§ **STATED TASK A**
Please sum up the post about speeding up random sampling in Python in two sentences.
§ **STATED TASK B**
In the post about speeding up random sampling in Python, which distributions is numba's cuda rng limited to?
§ **STATED TASK C**
Carry on the post about speeding up random sampling in Python, picking up after its final sentence.

>> Start EXCERPT

Generally, I try to avoid using explicit for loops in python - I would try to generate everything using pure numpy. For the case of this algorithm however, a for loop with if statements is unavoidable. Therefore, the code is quite slow. When I profile my code, it is spending most time within the for loop (obviously), and more specifically, the slowest parts are in generating the random numbers; `stats.beta().pdf()`

and `stats.norm().pdf()`

.

Sometimes I use numba to speed up my code for matrix operations. While numba is compatible with some numpy operations, generating random numbers is not one of them. Numba has a cuda rng, but this is limited to normal and uniform distributions.

My question is, is there a way to significantly speed up the code above using some sort of random sampling of various distributions compatible with numba?

We don't have to limit ourselves to numba, but it is the only easy to use optimizer that I know of. More generally, I am looking for ways to speed up random sampling for various distributions (beta, gamma, poisson) **within a for loop** in python.

>> End EXCERPT
>> Start EXCERPTED RECORDS

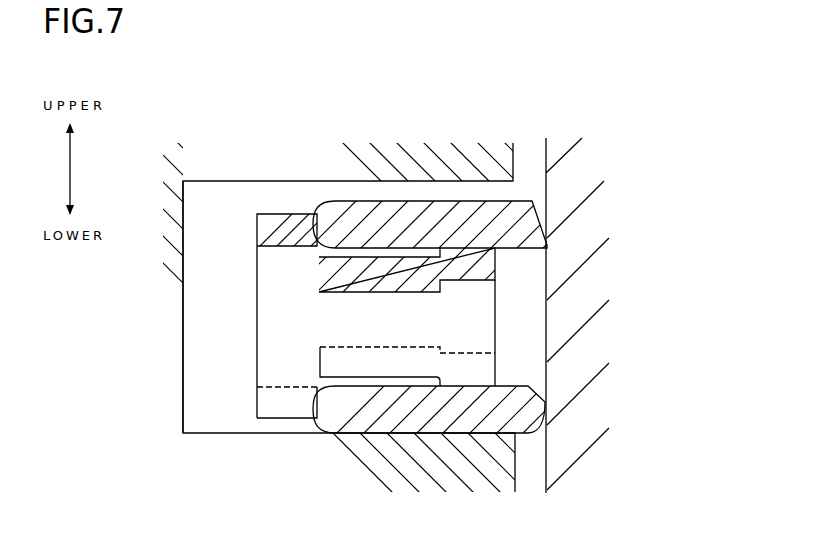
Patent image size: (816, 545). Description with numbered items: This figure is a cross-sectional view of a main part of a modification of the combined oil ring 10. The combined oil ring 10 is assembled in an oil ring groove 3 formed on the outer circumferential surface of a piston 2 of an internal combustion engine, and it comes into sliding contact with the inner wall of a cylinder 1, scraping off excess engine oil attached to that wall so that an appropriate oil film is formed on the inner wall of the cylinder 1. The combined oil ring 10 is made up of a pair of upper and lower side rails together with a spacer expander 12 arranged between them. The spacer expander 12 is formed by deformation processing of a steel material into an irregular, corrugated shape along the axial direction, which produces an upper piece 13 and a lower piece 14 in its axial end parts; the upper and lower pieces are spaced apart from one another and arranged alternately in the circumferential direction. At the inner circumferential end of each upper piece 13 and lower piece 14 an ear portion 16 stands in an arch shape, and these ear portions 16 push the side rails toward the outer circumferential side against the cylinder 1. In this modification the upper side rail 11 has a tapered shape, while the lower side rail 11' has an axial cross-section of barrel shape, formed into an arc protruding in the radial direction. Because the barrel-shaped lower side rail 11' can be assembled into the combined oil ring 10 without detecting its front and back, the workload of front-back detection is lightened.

The cylinder 1 is at (573, 189).
The piston 2 is at (385, 163).
The oil ring groove 3 is at (183, 348).
The combined oil ring 10 is at (436, 300).
The upper side rail 11 is at (374, 300).
The lower side rail 11' is at (543, 300).
The spacer expander 12 is at (467, 316).
The upper piece 13 is at (477, 265).
The lower piece 14 is at (478, 372).
The ear portion 16 is at (293, 230).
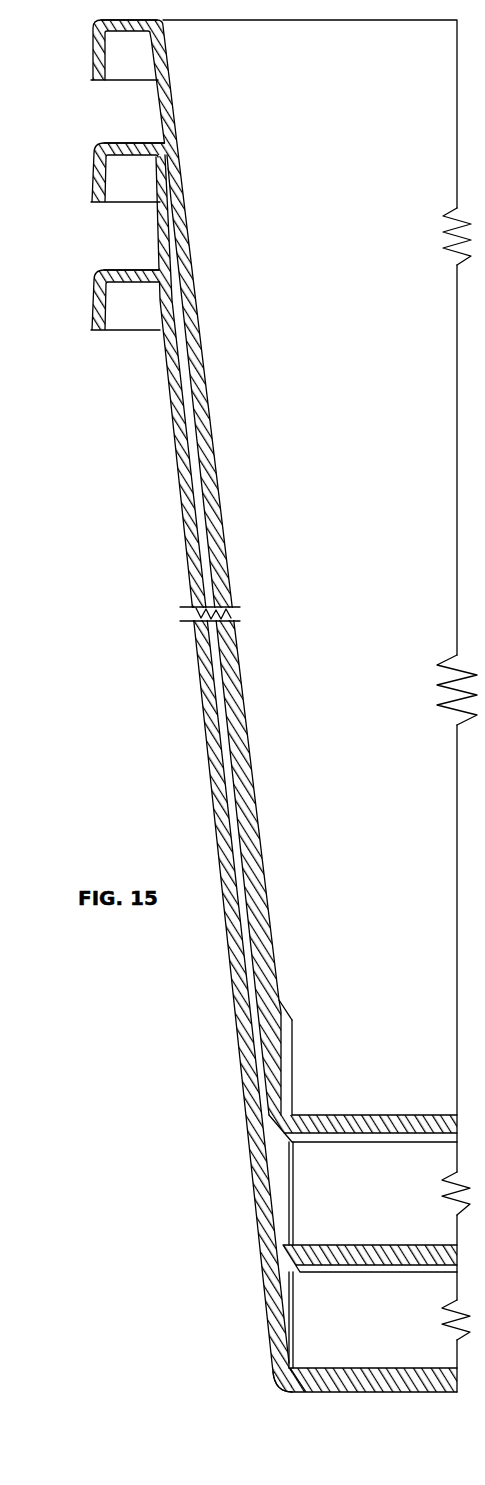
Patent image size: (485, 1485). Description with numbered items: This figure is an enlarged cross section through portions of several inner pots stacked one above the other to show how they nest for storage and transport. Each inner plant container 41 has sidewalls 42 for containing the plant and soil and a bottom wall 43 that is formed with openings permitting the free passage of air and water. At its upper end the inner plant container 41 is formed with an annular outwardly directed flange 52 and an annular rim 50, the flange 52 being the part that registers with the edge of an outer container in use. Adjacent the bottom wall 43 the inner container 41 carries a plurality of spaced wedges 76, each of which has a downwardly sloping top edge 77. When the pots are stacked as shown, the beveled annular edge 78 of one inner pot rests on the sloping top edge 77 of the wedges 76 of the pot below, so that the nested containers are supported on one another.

The plant container 41 is at (156, 108).
The sidewalls 42 is at (178, 118).
The bottom wall 43 is at (378, 1117).
The annular rim 50 is at (102, 54).
The annular outwardly directed flange 52 is at (128, 18).
The spaced wedges 76 is at (294, 1065).
The downwardly sloping top edge 77 is at (279, 1014).
The beveled annular edge 78 is at (281, 1392).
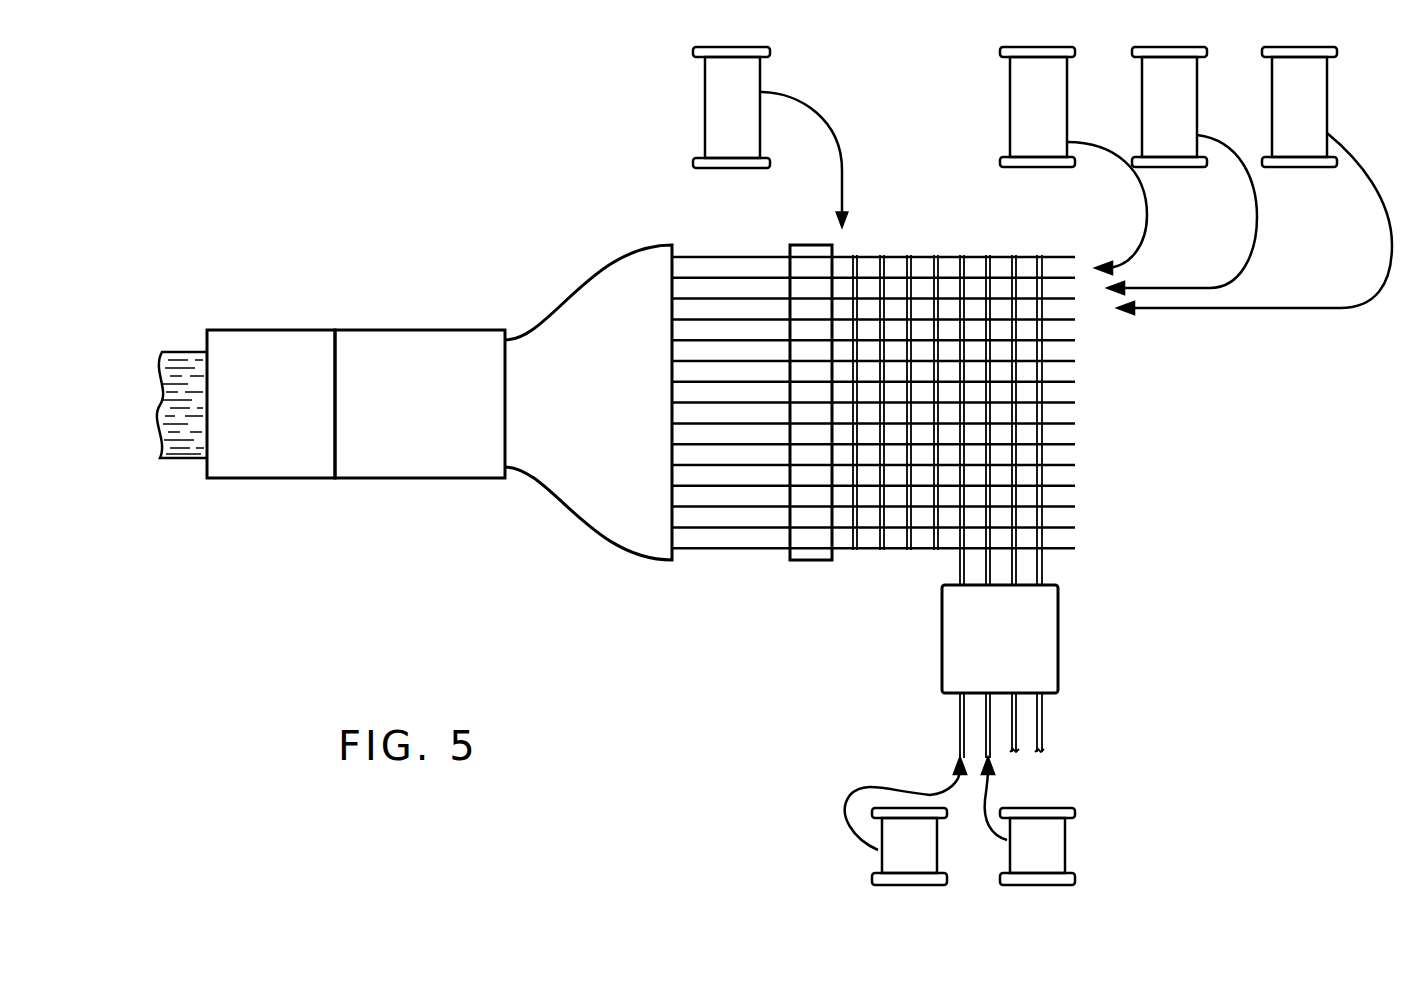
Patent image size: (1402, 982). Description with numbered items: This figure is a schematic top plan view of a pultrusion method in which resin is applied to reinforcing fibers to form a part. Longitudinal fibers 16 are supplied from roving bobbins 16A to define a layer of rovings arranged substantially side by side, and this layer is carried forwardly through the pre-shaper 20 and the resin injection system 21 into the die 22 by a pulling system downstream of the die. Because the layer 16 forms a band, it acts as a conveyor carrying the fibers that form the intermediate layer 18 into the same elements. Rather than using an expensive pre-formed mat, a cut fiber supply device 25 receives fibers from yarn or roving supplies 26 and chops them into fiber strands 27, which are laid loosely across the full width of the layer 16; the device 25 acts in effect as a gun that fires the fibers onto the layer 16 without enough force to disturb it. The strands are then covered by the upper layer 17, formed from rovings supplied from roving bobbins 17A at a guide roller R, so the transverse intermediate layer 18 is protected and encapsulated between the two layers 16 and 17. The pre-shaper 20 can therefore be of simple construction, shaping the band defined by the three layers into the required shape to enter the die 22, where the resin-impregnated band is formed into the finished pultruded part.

The longitudinal fibers 16 is at (1268, 312).
The roving bobbins 16A is at (995, 102).
The upper layer 17 is at (698, 257).
The roving bobbins 17A is at (690, 108).
The intermediate layer 18 is at (1018, 356).
The pre-shaper 20 is at (590, 278).
The resin injection system 21 is at (406, 318).
The die 22 is at (264, 318).
The cut fiber supply device 25 is at (1074, 648).
The yarn or roving supplies 26 is at (1090, 823).
The fiber strands 27 is at (1056, 477).
The guide roller R is at (790, 378).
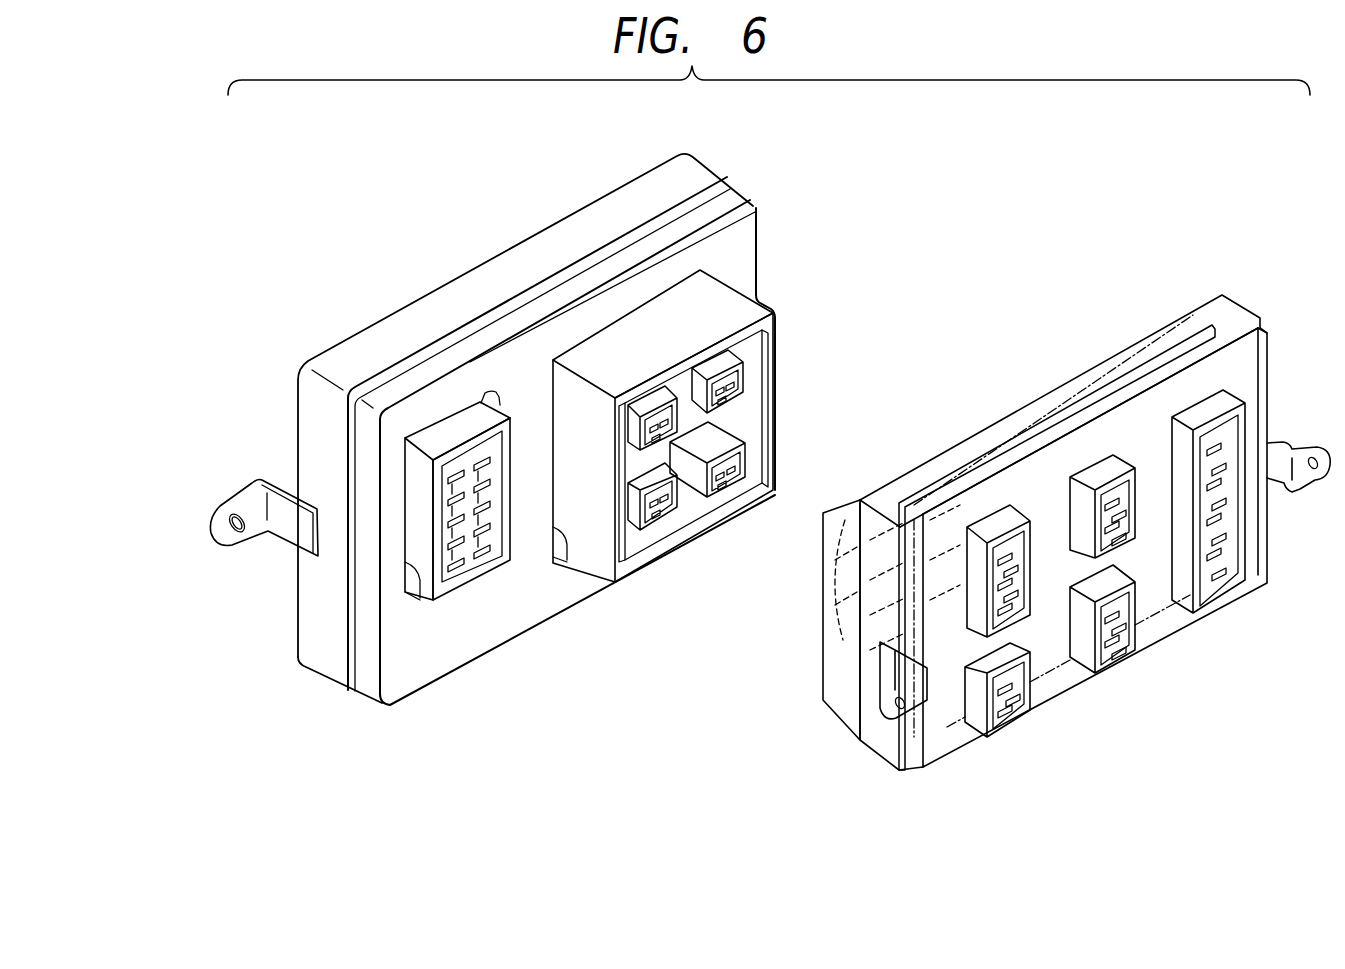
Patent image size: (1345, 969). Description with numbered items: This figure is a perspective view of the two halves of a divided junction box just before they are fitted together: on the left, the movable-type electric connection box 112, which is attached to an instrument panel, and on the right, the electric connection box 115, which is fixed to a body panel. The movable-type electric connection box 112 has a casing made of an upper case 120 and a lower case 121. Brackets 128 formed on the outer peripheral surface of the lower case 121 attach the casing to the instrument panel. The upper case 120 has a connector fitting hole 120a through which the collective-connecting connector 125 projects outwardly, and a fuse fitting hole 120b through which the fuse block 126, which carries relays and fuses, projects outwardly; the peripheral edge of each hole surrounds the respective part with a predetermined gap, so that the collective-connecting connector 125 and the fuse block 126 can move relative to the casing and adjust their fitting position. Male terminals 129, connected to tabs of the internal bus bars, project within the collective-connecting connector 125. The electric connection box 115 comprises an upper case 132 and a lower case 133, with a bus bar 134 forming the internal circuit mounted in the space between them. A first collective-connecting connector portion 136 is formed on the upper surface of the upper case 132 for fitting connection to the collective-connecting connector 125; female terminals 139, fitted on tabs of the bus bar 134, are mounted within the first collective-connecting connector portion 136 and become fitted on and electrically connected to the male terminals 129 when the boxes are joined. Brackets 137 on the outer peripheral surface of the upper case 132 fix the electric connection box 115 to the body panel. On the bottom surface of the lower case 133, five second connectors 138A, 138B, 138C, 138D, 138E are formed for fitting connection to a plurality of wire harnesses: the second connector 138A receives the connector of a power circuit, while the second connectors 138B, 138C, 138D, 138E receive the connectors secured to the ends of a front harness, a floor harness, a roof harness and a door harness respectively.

The movable-type electric connection box 112 is at (732, 154).
The electric connection box 115 is at (1229, 284).
The upper case 120 is at (388, 707).
The connector fitting hole 120a is at (568, 556).
The fuse fitting hole 120b is at (414, 598).
The lower case 121 is at (308, 665).
The collective-connecting connector 125 is at (666, 553).
The fuse block 126 is at (480, 578).
The brackets 128 is at (209, 514).
The male terminals 129 is at (669, 519).
The upper case 132 is at (1150, 333).
The lower case 133 is at (951, 741).
The bus bar 134 is at (1192, 316).
The first collective-connecting connector portion 136 is at (827, 677).
The brackets 137 is at (889, 716).
The second connector 138A is at (1247, 577).
The second connector 138B is at (1011, 722).
The second connector 138C is at (1001, 520).
The second connector 138D is at (1119, 664).
The second connector 138E is at (1102, 468).
The female terminals 139 is at (862, 492).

>> End EXCERPTED RECORDS

§ **EXPECTED OUTPUT A**
The writer's Python algorithm needs a for loop with if statements, and profiling shows the loop is slowest when generating random numbers with `stats.beta().pdf()` and `stats.norm().pdf()`. Since numba doesn't support numpy's random number generation and its cuda rng covers only normal and uniform distributions, the writer asks how to speed up sampling from distributions like beta, gamma, and poisson inside a for loop, with numba or another tool.

§ **EXPECTED OUTPUT B**
Normal and uniform distributions.

§ **EXPECTED OUTPUT C**
Solution

There are **lots** of optimisations you can make to this code before you start thinking about numba et. al. (I managed to get a 25x speed up on this code only by being smart with the algorithm's implementation)

Firstly, there's an error in your implementation of the Metropolis--Hastings algorithm. You need to keep *every* iteration of the scheme, regardless of whether your chain moves or not. That is, you need to remove `posterior = posterior[np.where(posterior > 0)]`

from your code and at the end of each loop have `posterior[t] = x_t`

.

Secondly, this example seems odd. Typically, with these kinds of inference problems we're looking to infer the parameters of a distribution given some observations. Here, though, the parameters of the distribution are known and instead you're sampling observations? Anyway, whatever, regardless of this I'm happy to roll with your example and show you how to speed it up.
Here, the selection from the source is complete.